Exercise goal.
Copy every one of the entries below line for line, without changing anything. Leave the pictures out of your copy.

(Box annotation data)
· · · · ·

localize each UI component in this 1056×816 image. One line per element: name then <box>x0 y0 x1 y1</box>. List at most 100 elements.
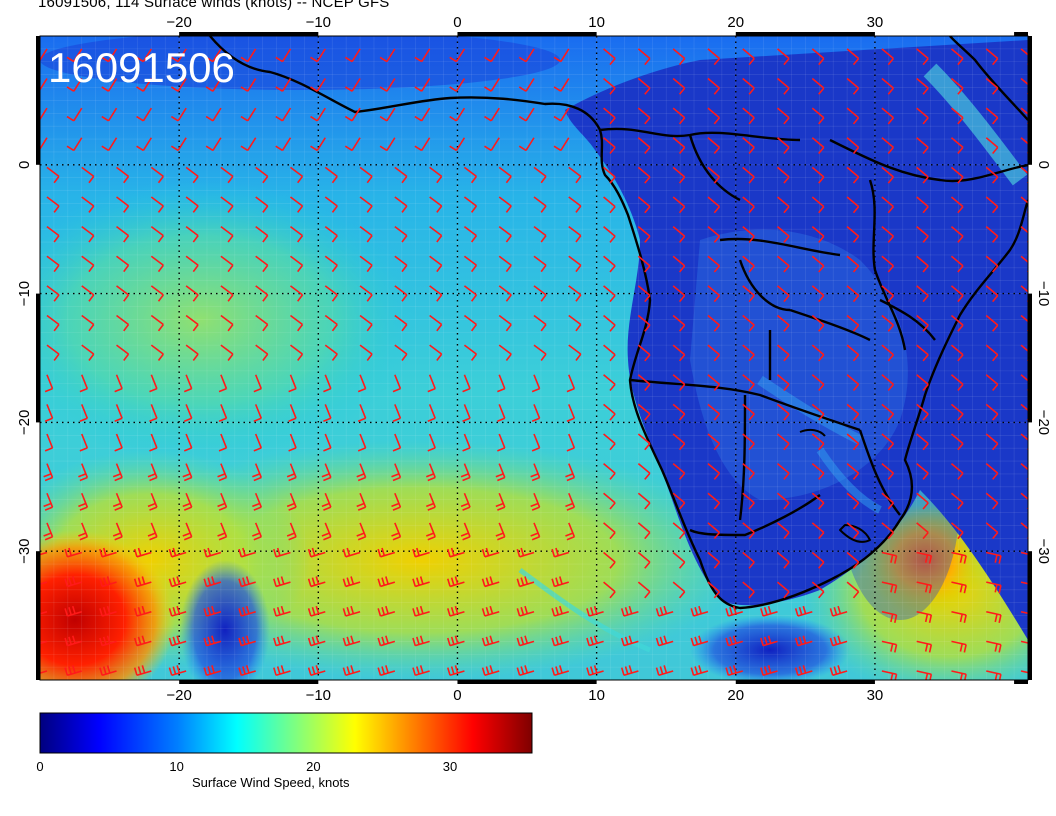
wind-barb <box>40 580 48 586</box>
wind-barb <box>551 635 570 647</box>
wind-barb <box>495 463 506 482</box>
lat-tick-label-right: −20 <box>1035 410 1052 435</box>
wind-barb <box>707 77 721 95</box>
wind-barb <box>205 137 222 152</box>
wind-barb <box>275 48 292 63</box>
wind-barb <box>183 433 193 452</box>
wind-barb <box>253 433 263 452</box>
wind-barb <box>414 78 431 92</box>
wind-barb <box>43 463 54 482</box>
wind-barb <box>1020 77 1028 95</box>
wind-barb <box>43 492 54 511</box>
wind-barb <box>516 576 535 588</box>
wind-barb <box>533 314 547 332</box>
wind-barb <box>150 255 164 273</box>
wind-barb <box>811 433 825 451</box>
wind-barb <box>985 107 999 125</box>
wind-barb <box>916 610 933 623</box>
wind-barb <box>344 78 361 92</box>
wind-barb <box>203 547 222 558</box>
wind-barb <box>533 344 547 361</box>
wind-barb <box>446 576 465 588</box>
wind-barb <box>742 581 755 599</box>
wind-barb <box>846 581 860 599</box>
wind-barb <box>881 285 895 303</box>
wind-barb <box>951 640 967 653</box>
wind-barb <box>170 107 187 122</box>
wind-barb <box>881 137 895 155</box>
lat-tick-label-right: 0 <box>1035 161 1052 169</box>
wind-barb <box>881 610 898 623</box>
wind-barb <box>324 196 338 213</box>
wind-barb <box>518 107 535 122</box>
wind-barb <box>307 547 326 558</box>
wind-barb <box>725 665 743 677</box>
wind-barb <box>66 107 83 122</box>
axis-bar-bottom <box>1014 680 1028 684</box>
wind-barb <box>78 522 89 541</box>
wind-barb <box>414 107 431 122</box>
wind-barb <box>429 314 443 332</box>
wind-barb <box>881 463 895 480</box>
wind-barb <box>637 226 651 243</box>
wind-barb <box>620 605 639 617</box>
wind-barb <box>449 107 466 122</box>
wind-barb <box>637 314 651 332</box>
wind-barb <box>359 196 373 213</box>
wind-barb <box>742 226 755 243</box>
wind-barb <box>99 665 117 677</box>
wind-barb <box>357 433 367 452</box>
axis-bar-top <box>179 32 319 36</box>
wind-barb <box>310 78 326 92</box>
wind-barb <box>44 404 54 423</box>
wind-barb <box>829 605 848 617</box>
wind-barb <box>133 605 152 617</box>
wind-barb <box>725 635 743 647</box>
wind-barb <box>742 492 755 510</box>
wind-barb <box>46 255 60 273</box>
wind-barb <box>429 344 443 361</box>
wind-barb <box>565 522 576 541</box>
wind-barb <box>672 433 686 451</box>
wind-barb <box>950 463 964 480</box>
wind-barb <box>449 137 466 152</box>
wind-barb <box>220 344 234 361</box>
wind-barb <box>412 635 430 647</box>
wind-barb <box>99 576 117 588</box>
wind-barb <box>846 166 860 184</box>
wind-barb <box>846 344 860 362</box>
wind-barb <box>149 433 158 452</box>
wind-barb <box>252 522 263 541</box>
wind-barb <box>881 522 895 540</box>
wind-barb <box>377 635 396 647</box>
wind-barb <box>637 166 651 184</box>
wind-barb <box>566 433 576 452</box>
wind-barb <box>44 374 54 393</box>
wind-barb <box>394 344 408 361</box>
wind-barb <box>429 255 443 273</box>
wind-barb <box>1020 522 1028 540</box>
wind-barb <box>481 576 500 588</box>
wind-barb <box>203 635 222 647</box>
wind-barb <box>846 137 860 155</box>
wind-barb <box>150 344 164 361</box>
wind-barb <box>497 374 506 393</box>
wind-barb <box>950 255 964 273</box>
wind-barb <box>985 137 999 155</box>
wind-barb <box>238 665 256 677</box>
wind-barb <box>916 344 929 362</box>
wind-barb <box>777 77 790 95</box>
wind-barb <box>637 581 651 599</box>
wind-barb <box>516 635 535 647</box>
wind-barb <box>603 48 616 66</box>
wind-barb <box>307 605 326 617</box>
wind-barb <box>916 48 929 66</box>
wind-barb <box>273 635 291 647</box>
wind-barb <box>985 166 999 184</box>
axis-bar-bottom <box>457 680 597 684</box>
wind-barb <box>463 285 478 302</box>
wind-barb <box>916 581 933 594</box>
wind-barb <box>147 522 158 541</box>
wind-barb <box>620 635 639 647</box>
wind-barb <box>240 78 257 92</box>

· · · · ·

Output of the task.
localize each UI component in this 1056×816 image. One line per element: name then <box>x0 y0 x1 y1</box>. List at most 100 elements.
wind-barb <box>40 580 48 586</box>
wind-barb <box>551 635 570 647</box>
wind-barb <box>495 463 506 482</box>
lat-tick-label-right: −20 <box>1035 410 1052 435</box>
wind-barb <box>707 77 721 95</box>
wind-barb <box>205 137 222 152</box>
wind-barb <box>275 48 292 63</box>
wind-barb <box>183 433 193 452</box>
wind-barb <box>253 433 263 452</box>
wind-barb <box>414 78 431 92</box>
wind-barb <box>43 463 54 482</box>
wind-barb <box>1020 77 1028 95</box>
wind-barb <box>43 492 54 511</box>
wind-barb <box>516 576 535 588</box>
wind-barb <box>533 314 547 332</box>
wind-barb <box>150 255 164 273</box>
wind-barb <box>811 433 825 451</box>
wind-barb <box>985 107 999 125</box>
wind-barb <box>916 610 933 623</box>
wind-barb <box>344 78 361 92</box>
wind-barb <box>203 547 222 558</box>
wind-barb <box>533 344 547 361</box>
wind-barb <box>446 576 465 588</box>
wind-barb <box>742 581 755 599</box>
wind-barb <box>846 581 860 599</box>
wind-barb <box>881 285 895 303</box>
wind-barb <box>951 640 967 653</box>
wind-barb <box>170 107 187 122</box>
wind-barb <box>881 137 895 155</box>
lat-tick-label-right: 0 <box>1035 161 1052 169</box>
wind-barb <box>881 610 898 623</box>
wind-barb <box>324 196 338 213</box>
wind-barb <box>518 107 535 122</box>
wind-barb <box>307 547 326 558</box>
wind-barb <box>725 665 743 677</box>
wind-barb <box>66 107 83 122</box>
axis-bar-bottom <box>1014 680 1028 684</box>
wind-barb <box>78 522 89 541</box>
wind-barb <box>414 107 431 122</box>
wind-barb <box>429 314 443 332</box>
wind-barb <box>881 463 895 480</box>
wind-barb <box>637 226 651 243</box>
wind-barb <box>620 605 639 617</box>
wind-barb <box>449 107 466 122</box>
wind-barb <box>637 314 651 332</box>
wind-barb <box>359 196 373 213</box>
wind-barb <box>742 226 755 243</box>
wind-barb <box>99 665 117 677</box>
wind-barb <box>357 433 367 452</box>
axis-bar-top <box>179 32 319 36</box>
wind-barb <box>310 78 326 92</box>
wind-barb <box>44 404 54 423</box>
wind-barb <box>829 605 848 617</box>
wind-barb <box>133 605 152 617</box>
wind-barb <box>725 635 743 647</box>
wind-barb <box>742 492 755 510</box>
wind-barb <box>46 255 60 273</box>
wind-barb <box>429 344 443 361</box>
wind-barb <box>565 522 576 541</box>
wind-barb <box>672 433 686 451</box>
wind-barb <box>950 463 964 480</box>
wind-barb <box>449 137 466 152</box>
wind-barb <box>220 344 234 361</box>
wind-barb <box>412 635 430 647</box>
wind-barb <box>99 576 117 588</box>
wind-barb <box>846 166 860 184</box>
wind-barb <box>846 344 860 362</box>
wind-barb <box>149 433 158 452</box>
wind-barb <box>252 522 263 541</box>
wind-barb <box>881 522 895 540</box>
wind-barb <box>377 635 396 647</box>
wind-barb <box>637 166 651 184</box>
wind-barb <box>566 433 576 452</box>
wind-barb <box>44 374 54 393</box>
wind-barb <box>394 344 408 361</box>
wind-barb <box>429 255 443 273</box>
wind-barb <box>1020 522 1028 540</box>
wind-barb <box>481 576 500 588</box>
wind-barb <box>203 635 222 647</box>
wind-barb <box>846 137 860 155</box>
wind-barb <box>150 344 164 361</box>
wind-barb <box>497 374 506 393</box>
wind-barb <box>950 255 964 273</box>
wind-barb <box>985 137 999 155</box>
wind-barb <box>238 665 256 677</box>
wind-barb <box>916 344 929 362</box>
wind-barb <box>777 77 790 95</box>
wind-barb <box>637 581 651 599</box>
wind-barb <box>516 635 535 647</box>
wind-barb <box>603 48 616 66</box>
wind-barb <box>307 605 326 617</box>
wind-barb <box>916 48 929 66</box>
wind-barb <box>273 635 291 647</box>
wind-barb <box>985 166 999 184</box>
axis-bar-bottom <box>457 680 597 684</box>
wind-barb <box>463 285 478 302</box>
wind-barb <box>916 581 933 594</box>
wind-barb <box>147 522 158 541</box>
wind-barb <box>620 635 639 647</box>
wind-barb <box>240 78 257 92</box>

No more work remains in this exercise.